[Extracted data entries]
☆ ☆ ☆

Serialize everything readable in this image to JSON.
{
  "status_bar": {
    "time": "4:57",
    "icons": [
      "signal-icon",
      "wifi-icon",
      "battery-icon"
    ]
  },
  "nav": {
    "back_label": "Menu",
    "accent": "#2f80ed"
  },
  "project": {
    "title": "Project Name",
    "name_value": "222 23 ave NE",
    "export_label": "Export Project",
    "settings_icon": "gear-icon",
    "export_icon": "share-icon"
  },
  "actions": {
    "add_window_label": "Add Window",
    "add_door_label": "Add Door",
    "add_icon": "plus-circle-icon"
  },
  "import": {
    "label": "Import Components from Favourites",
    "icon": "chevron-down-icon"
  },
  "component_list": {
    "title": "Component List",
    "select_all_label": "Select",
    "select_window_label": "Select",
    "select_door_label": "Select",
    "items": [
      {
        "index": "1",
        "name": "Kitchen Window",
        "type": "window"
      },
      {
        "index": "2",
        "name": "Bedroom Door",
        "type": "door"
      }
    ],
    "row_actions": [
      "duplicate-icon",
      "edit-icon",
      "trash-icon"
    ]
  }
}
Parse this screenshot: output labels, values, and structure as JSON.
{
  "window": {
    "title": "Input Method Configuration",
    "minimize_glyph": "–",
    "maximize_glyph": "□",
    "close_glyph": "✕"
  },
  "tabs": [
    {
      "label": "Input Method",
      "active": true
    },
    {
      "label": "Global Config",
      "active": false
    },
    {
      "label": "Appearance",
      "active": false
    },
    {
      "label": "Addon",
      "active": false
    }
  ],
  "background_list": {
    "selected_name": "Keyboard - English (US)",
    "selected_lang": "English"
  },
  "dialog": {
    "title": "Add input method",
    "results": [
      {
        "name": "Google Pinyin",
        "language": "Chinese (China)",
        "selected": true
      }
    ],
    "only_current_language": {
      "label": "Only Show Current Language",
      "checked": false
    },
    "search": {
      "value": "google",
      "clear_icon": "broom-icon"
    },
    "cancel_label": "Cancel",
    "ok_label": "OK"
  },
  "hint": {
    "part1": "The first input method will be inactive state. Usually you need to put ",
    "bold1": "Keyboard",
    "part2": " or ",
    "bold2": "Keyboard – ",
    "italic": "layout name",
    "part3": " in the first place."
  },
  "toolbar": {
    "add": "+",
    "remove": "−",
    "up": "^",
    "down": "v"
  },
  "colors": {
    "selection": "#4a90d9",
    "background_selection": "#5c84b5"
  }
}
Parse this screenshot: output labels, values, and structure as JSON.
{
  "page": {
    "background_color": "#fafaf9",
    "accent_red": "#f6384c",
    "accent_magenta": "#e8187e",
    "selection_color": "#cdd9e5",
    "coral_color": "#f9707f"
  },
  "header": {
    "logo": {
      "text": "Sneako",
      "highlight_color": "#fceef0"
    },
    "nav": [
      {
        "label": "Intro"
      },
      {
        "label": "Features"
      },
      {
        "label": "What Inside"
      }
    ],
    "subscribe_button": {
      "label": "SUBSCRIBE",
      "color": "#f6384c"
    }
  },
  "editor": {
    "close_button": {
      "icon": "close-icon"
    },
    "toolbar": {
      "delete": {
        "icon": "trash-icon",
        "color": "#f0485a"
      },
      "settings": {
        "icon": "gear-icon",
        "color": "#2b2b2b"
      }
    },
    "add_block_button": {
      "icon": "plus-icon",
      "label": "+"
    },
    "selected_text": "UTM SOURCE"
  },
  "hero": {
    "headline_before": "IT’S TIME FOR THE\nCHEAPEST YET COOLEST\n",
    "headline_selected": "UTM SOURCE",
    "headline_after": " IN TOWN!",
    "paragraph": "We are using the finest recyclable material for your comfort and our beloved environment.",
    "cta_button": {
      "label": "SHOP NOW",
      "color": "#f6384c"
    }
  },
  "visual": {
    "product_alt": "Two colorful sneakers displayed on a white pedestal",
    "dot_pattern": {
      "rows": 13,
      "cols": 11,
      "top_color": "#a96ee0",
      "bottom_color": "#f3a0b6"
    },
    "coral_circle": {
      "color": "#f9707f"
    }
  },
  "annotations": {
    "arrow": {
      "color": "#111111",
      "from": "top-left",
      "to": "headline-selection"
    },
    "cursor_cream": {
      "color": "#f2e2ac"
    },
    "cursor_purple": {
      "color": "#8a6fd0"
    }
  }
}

☆ ☆ ☆

From the records given above, copy all lines containing "gear".

■ ANSWER BELOW
    "settings_icon": "gear-icon",
        "icon": "gear-icon",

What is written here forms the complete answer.